* begin Dataset excerpts *
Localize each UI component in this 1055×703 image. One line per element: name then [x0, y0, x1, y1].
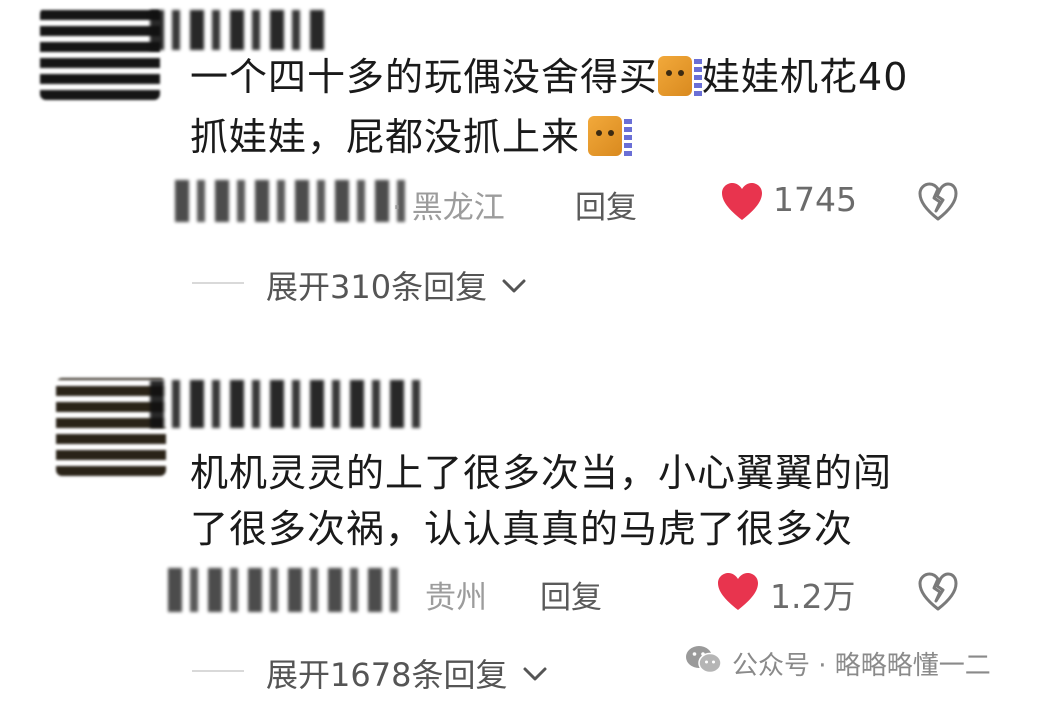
heart-filled-icon[interactable]: [720, 182, 764, 222]
expand-replies-button[interactable]: 展开1678条回复: [266, 650, 548, 696]
comment-text-line2: 了很多次祸，认认真真的马虎了很多次: [190, 507, 854, 551]
expand-divider: [192, 670, 244, 672]
expand-divider: [192, 282, 244, 284]
comment-text-segment: 娃娃机花40: [702, 55, 909, 99]
heart-filled-icon[interactable]: [716, 572, 760, 612]
expand-replies-label: 展开1678条回复: [266, 656, 508, 694]
timestamp-obscured: [168, 568, 408, 612]
location-label: · 黑龙江: [392, 190, 505, 226]
username-obscured[interactable]: [150, 380, 420, 428]
comment-text: 机机灵灵的上了很多次当，小心翼翼的闯: [190, 451, 893, 495]
wechat-icon: [686, 646, 722, 674]
emoji-edge-icon: [694, 56, 703, 96]
dislike-broken-heart-icon[interactable]: [917, 182, 959, 222]
expand-replies-label: 展开310条回复: [266, 268, 488, 306]
chevron-down-icon: [502, 279, 526, 293]
watermark-label: 公众号 · 略略略懂一二: [732, 651, 991, 681]
reply-button[interactable]: 回复: [540, 572, 602, 617]
comment-text-segment: 抓娃娃，屁都没抓上来: [190, 115, 581, 159]
username-obscured[interactable]: [150, 10, 330, 50]
location-label: 贵州: [425, 580, 487, 616]
emoji-edge-icon: [624, 116, 633, 156]
cat-face-emoji-icon: [658, 56, 693, 96]
expand-replies-button[interactable]: 展开310条回复: [266, 262, 527, 308]
comment-text-segment: 一个四十多的玩偶没舍得买: [190, 55, 659, 99]
cat-face-emoji-icon: [588, 116, 623, 156]
like-count: 1.2万: [770, 577, 856, 616]
avatar[interactable]: [40, 8, 160, 100]
like-count: 1745: [773, 180, 857, 219]
comment-text-line2: 抓娃娃，屁都没抓上来: [190, 110, 633, 164]
chevron-down-icon: [523, 667, 547, 681]
dislike-broken-heart-icon[interactable]: [917, 572, 959, 612]
reply-button[interactable]: 回复: [575, 182, 637, 227]
comment-text: 一个四十多的玩偶没舍得买 娃娃机花40: [190, 50, 908, 104]
timestamp-obscured: [175, 180, 405, 222]
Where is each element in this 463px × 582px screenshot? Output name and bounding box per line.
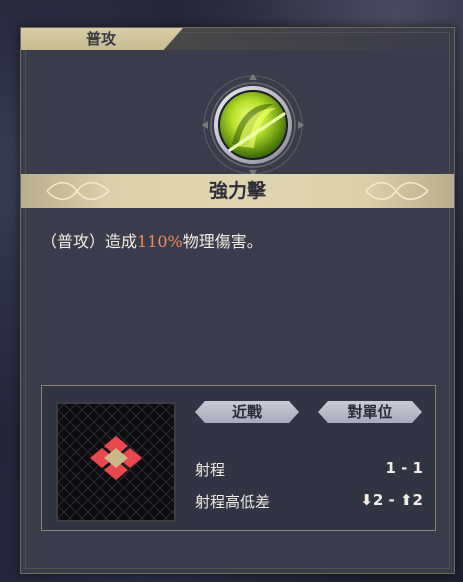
attack-type-tag: 近戰 [195, 401, 299, 423]
height-diff-value: ⬇2 - ⬆2 [360, 491, 423, 509]
damage-percent: 110% [137, 232, 183, 251]
height-diff-label: 射程高低差 [195, 493, 271, 511]
target-type-tag: 對單位 [318, 401, 422, 423]
description-prefix: （普攻）造成 [41, 232, 138, 251]
attack-info-box: 近戰 對單位 射程 1 - 1 射程高低差 ⬇2 - ⬆2 [41, 385, 436, 531]
skill-name: 強力擊 [208, 180, 266, 202]
skill-card: 普攻 強力擊 （普攻）造成110%物理傷害。 近戰 對單位 射程 1 - 1 射… [20, 27, 455, 574]
description-suffix: 物理傷害。 [182, 232, 263, 251]
range-value: 1 - 1 [385, 459, 423, 477]
range-label: 射程 [195, 461, 226, 479]
category-tab-label: 普攻 [85, 30, 116, 48]
skill-description: （普攻）造成110%物理傷害。 [41, 228, 441, 252]
range-grid [56, 402, 176, 522]
green-slash-skill-icon [202, 74, 304, 176]
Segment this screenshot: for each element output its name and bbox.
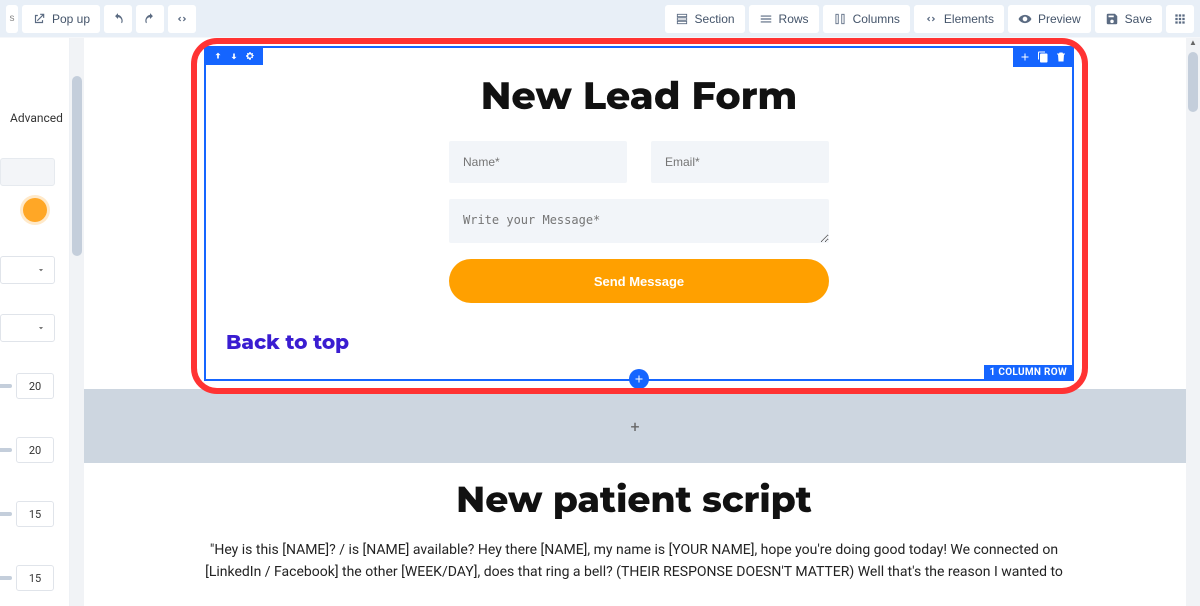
patient-script-body: "Hey is this [NAME]? / is [NAME] availab… [204, 540, 1064, 583]
section-icon [675, 12, 689, 26]
section-handles-left [205, 47, 263, 65]
copy-icon[interactable] [1037, 51, 1049, 63]
eye-icon [1018, 12, 1032, 26]
canvas-scrollbar-thumb[interactable] [1188, 52, 1198, 112]
save-icon [1105, 12, 1119, 26]
form-row [226, 141, 1052, 183]
send-message-button[interactable]: Send Message [449, 259, 829, 303]
arrow-up-icon[interactable] [213, 51, 223, 61]
popup-icon [32, 12, 46, 26]
canvas-scrollbar[interactable]: ▲ [1186, 38, 1200, 606]
code-icon [175, 12, 189, 26]
edge-button[interactable]: s [6, 5, 18, 33]
elements-icon [924, 12, 938, 26]
sidebar: Advanced 20 20 15 15 [0, 38, 70, 606]
chevron-down-icon [36, 323, 46, 333]
rows-icon [759, 12, 773, 26]
section-content: New Lead Form Send Message Back to top [206, 48, 1072, 365]
sidebar-tab-advanced[interactable]: Advanced [10, 111, 63, 125]
slider-track-3[interactable] [0, 512, 12, 516]
chevron-down-icon [36, 265, 46, 275]
redo-icon [143, 12, 157, 26]
popup-button[interactable]: Pop up [22, 5, 100, 33]
patient-script-title: New patient script [204, 478, 1064, 522]
add-row-button[interactable] [629, 369, 649, 389]
color-swatch[interactable] [23, 198, 47, 222]
rows-label: Rows [779, 12, 809, 26]
sidebar-scrollbar[interactable] [70, 38, 84, 606]
back-to-top-link[interactable]: Back to top [226, 331, 349, 355]
undo-icon [111, 12, 125, 26]
email-input[interactable] [651, 141, 829, 183]
undo-button[interactable] [104, 5, 132, 33]
main-area: Advanced 20 20 15 15 [0, 38, 1200, 606]
preview-button[interactable]: Preview [1008, 5, 1091, 33]
section-button[interactable]: Section [665, 5, 745, 33]
spacer-section[interactable]: + [84, 389, 1186, 463]
slider-track-1[interactable] [0, 384, 12, 388]
section-label: Section [695, 12, 735, 26]
message-textarea[interactable] [449, 199, 829, 243]
gear-icon[interactable] [245, 51, 255, 61]
sidebar-value-1[interactable]: 20 [16, 373, 54, 399]
plus-icon [633, 373, 645, 385]
sidebar-select-1[interactable] [0, 256, 55, 284]
popup-label: Pop up [52, 12, 90, 26]
sidebar-field[interactable] [0, 158, 55, 186]
apps-button[interactable] [1166, 5, 1194, 33]
redo-button[interactable] [136, 5, 164, 33]
slider-track-4[interactable] [0, 576, 12, 580]
sidebar-value-4[interactable]: 15 [16, 565, 54, 591]
save-label: Save [1125, 12, 1152, 26]
arrow-down-icon[interactable] [229, 51, 239, 61]
canvas: 1 COLUMN ROW New Lead Form Send Message … [84, 38, 1200, 606]
slider-track-2[interactable] [0, 448, 12, 452]
columns-icon [833, 12, 847, 26]
topbar: s Pop up Section Rows Columns Ele [0, 0, 1200, 38]
rows-button[interactable]: Rows [749, 5, 819, 33]
name-input[interactable] [449, 141, 627, 183]
elements-button[interactable]: Elements [914, 5, 1004, 33]
save-button[interactable]: Save [1095, 5, 1162, 33]
section-handles-right [1013, 47, 1073, 67]
topbar-right: Section Rows Columns Elements Preview Sa… [665, 5, 1194, 33]
sidebar-select-2[interactable] [0, 314, 55, 342]
scroll-up-icon[interactable]: ▲ [1188, 38, 1198, 48]
plus-icon[interactable] [1019, 51, 1031, 63]
code-button[interactable] [168, 5, 196, 33]
sidebar-scrollbar-thumb[interactable] [72, 76, 82, 256]
elements-label: Elements [944, 12, 994, 26]
selected-section[interactable]: 1 COLUMN ROW New Lead Form Send Message … [204, 46, 1074, 381]
plus-icon: + [630, 417, 639, 436]
lead-form-title: New Lead Form [226, 72, 1052, 119]
trash-icon[interactable] [1055, 51, 1067, 63]
columns-label: Columns [853, 12, 900, 26]
sidebar-value-2[interactable]: 20 [16, 437, 54, 463]
topbar-left: s Pop up [6, 5, 196, 33]
section-type-label: 1 COLUMN ROW [984, 365, 1073, 380]
second-section: New patient script "Hey is this [NAME]? … [204, 478, 1064, 583]
grid-icon [1173, 12, 1187, 26]
preview-label: Preview [1038, 12, 1081, 26]
sidebar-value-3[interactable]: 15 [16, 501, 54, 527]
columns-button[interactable]: Columns [823, 5, 910, 33]
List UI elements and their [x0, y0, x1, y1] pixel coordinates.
* end Dataset excerpts *
Written problem>
Rewrite the part of the listing that opens with the line containing "attack-type-tag: 近戰 [195, 401, 299, 423]" and closes with the line containing "Segment this screenshot: for", replacing "damage-percent" with "damage-ratio" and leaving all else unchanged.

Answer to the problem>
attack-type-tag: 近戰 [195, 401, 299, 423]
height-diff-value: ⬇2 - ⬆2 [360, 491, 423, 509]
damage-ratio: 110% [137, 232, 183, 251]
height-diff-label: 射程高低差 [195, 493, 271, 511]
target-type-tag: 對單位 [318, 401, 422, 423]
description-prefix: （普攻）造成 [41, 232, 138, 251]
attack-info-box: 近戰 對單位 射程 1 - 1 射程高低差 ⬇2 - ⬆2 [41, 385, 436, 531]
skill-name: 強力擊 [208, 180, 266, 202]
skill-card: 普攻 強力擊 （普攻）造成110%物理傷害。 近戰 對單位 射程 1 - 1 射… [20, 27, 455, 574]
description-suffix: 物理傷害。 [182, 232, 263, 251]
range-value: 1 - 1 [385, 459, 423, 477]
range-label: 射程 [195, 461, 226, 479]
category-tab-label: 普攻 [85, 30, 116, 48]
skill-description: （普攻）造成110%物理傷害。 [41, 228, 441, 252]
range-grid [56, 402, 176, 522]
green-slash-skill-icon [202, 74, 304, 176]
Segment this screenshot: for each element output its name and bbox.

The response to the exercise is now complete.